* start *

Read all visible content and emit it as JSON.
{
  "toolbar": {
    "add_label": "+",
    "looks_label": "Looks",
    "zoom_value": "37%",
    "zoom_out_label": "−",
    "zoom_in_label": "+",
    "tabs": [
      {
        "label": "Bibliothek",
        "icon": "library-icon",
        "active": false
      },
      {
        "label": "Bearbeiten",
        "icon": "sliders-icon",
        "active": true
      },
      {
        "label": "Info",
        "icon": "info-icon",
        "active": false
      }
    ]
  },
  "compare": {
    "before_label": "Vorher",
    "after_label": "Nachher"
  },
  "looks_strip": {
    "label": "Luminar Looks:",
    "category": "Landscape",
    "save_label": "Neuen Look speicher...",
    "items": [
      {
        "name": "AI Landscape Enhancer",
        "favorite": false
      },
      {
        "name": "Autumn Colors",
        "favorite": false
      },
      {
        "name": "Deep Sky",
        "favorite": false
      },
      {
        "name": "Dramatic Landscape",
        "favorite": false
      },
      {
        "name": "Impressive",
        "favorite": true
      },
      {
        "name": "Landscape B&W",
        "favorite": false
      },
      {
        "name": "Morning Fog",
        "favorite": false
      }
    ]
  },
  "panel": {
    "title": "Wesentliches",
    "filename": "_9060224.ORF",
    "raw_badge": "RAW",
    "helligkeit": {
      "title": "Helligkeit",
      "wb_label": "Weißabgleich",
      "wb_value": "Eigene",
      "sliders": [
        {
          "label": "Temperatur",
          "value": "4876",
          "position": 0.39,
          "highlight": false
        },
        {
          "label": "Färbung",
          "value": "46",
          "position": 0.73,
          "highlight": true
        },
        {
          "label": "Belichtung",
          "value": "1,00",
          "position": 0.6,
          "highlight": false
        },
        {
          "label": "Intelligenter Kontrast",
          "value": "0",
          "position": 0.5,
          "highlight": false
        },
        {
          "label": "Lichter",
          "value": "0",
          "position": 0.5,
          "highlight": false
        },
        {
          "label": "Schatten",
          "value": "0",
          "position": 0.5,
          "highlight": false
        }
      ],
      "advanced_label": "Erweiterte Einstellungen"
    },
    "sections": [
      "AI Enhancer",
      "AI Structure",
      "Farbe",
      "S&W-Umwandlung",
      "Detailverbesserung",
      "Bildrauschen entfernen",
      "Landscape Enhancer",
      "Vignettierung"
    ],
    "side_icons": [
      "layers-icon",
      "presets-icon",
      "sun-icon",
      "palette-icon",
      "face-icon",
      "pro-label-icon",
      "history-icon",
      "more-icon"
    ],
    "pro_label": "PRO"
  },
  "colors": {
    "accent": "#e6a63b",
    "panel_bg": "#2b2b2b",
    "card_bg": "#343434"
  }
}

* end *

§ **To be done**: Look over the listing. Pull out every line with the string "true" in it.

§ **Solution for this problem**:
        "active": true
        "favorite": true
          "highlight": true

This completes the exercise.